Extracted records:

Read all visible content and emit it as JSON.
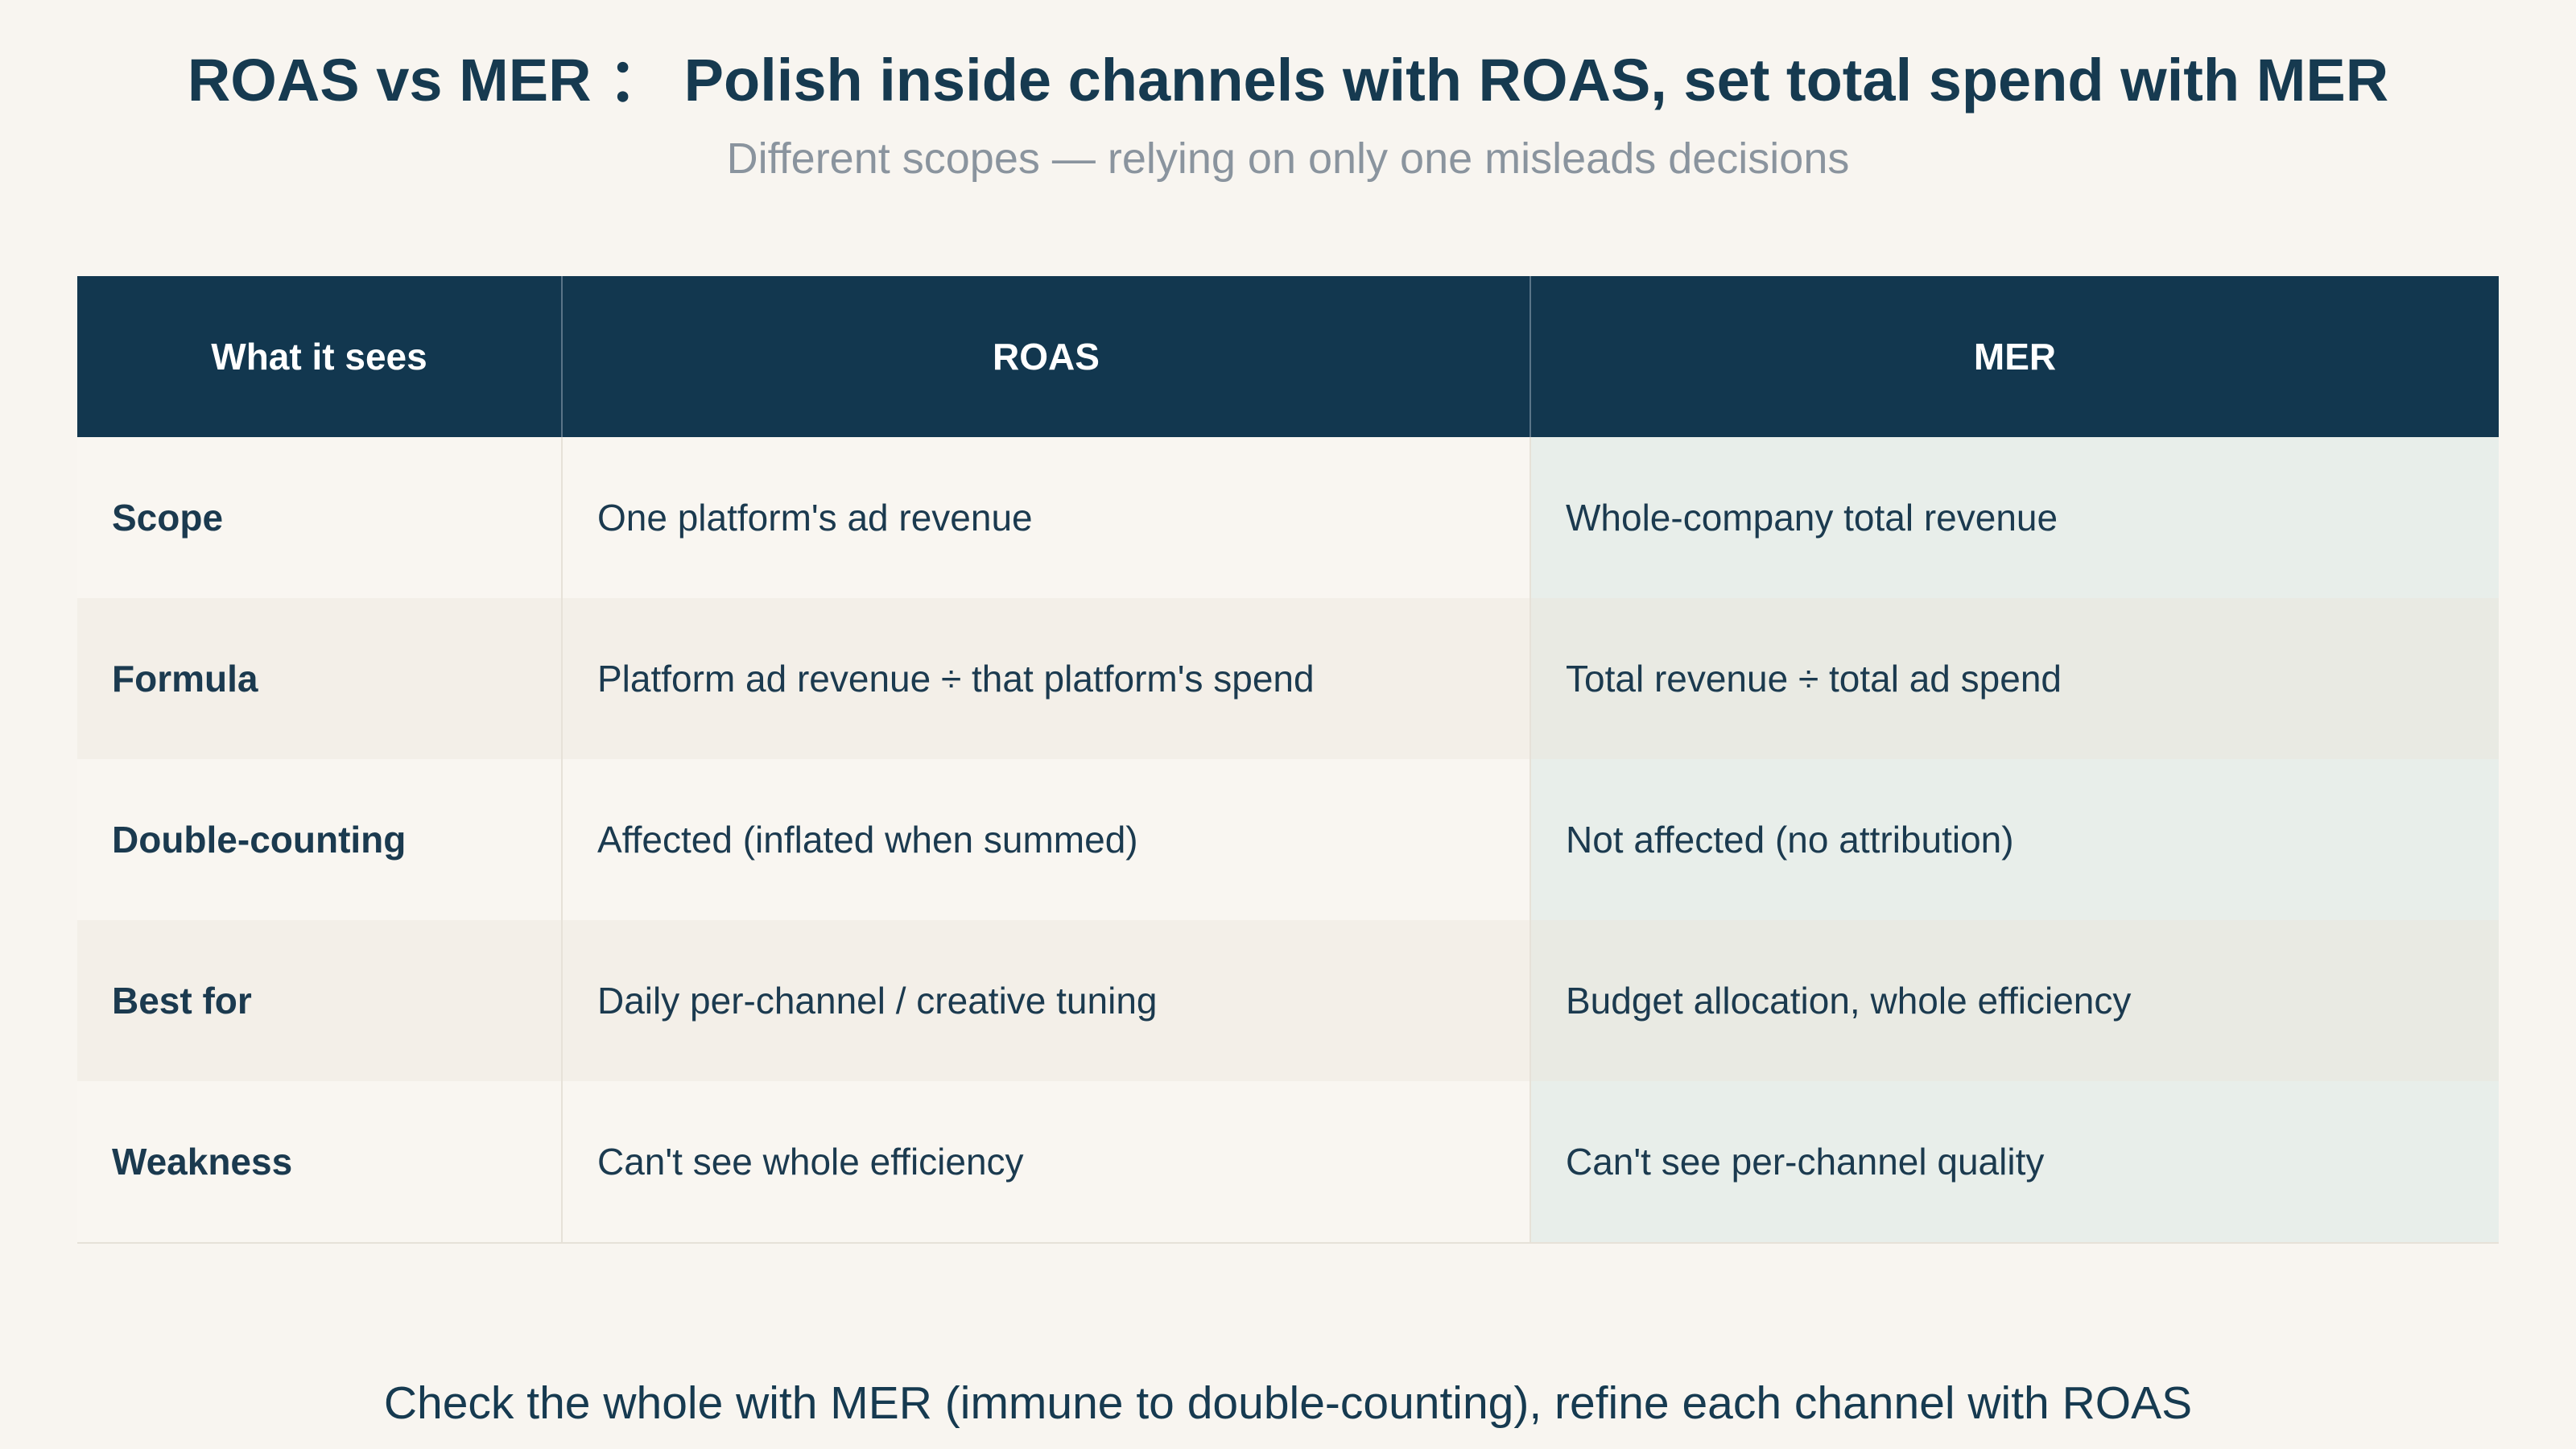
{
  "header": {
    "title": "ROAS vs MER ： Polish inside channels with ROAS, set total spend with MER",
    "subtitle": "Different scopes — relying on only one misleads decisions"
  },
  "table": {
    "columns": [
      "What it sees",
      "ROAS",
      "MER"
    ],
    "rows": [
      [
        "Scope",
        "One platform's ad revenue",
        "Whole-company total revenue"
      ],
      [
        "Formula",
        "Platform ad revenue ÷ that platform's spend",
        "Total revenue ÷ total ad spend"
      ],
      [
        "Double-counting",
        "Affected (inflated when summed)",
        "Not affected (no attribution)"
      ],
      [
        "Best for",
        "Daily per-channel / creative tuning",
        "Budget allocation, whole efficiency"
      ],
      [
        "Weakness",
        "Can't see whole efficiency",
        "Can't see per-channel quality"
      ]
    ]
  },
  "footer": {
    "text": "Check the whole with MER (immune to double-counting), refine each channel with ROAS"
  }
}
---
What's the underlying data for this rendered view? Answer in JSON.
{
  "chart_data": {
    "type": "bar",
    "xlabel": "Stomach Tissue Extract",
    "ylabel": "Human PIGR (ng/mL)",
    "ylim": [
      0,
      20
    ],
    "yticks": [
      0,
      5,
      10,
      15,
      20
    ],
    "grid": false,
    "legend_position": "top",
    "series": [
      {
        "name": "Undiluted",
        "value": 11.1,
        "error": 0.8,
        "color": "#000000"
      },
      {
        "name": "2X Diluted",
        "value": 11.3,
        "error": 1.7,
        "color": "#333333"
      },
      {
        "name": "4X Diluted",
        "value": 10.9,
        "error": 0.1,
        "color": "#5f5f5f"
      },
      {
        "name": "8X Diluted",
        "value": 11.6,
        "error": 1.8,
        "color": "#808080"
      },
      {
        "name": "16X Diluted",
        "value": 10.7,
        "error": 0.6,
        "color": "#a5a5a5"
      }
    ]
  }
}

What is being asked: Report how many lines in the data include the word "ROAS", and give nothing but the count.

Written response: 3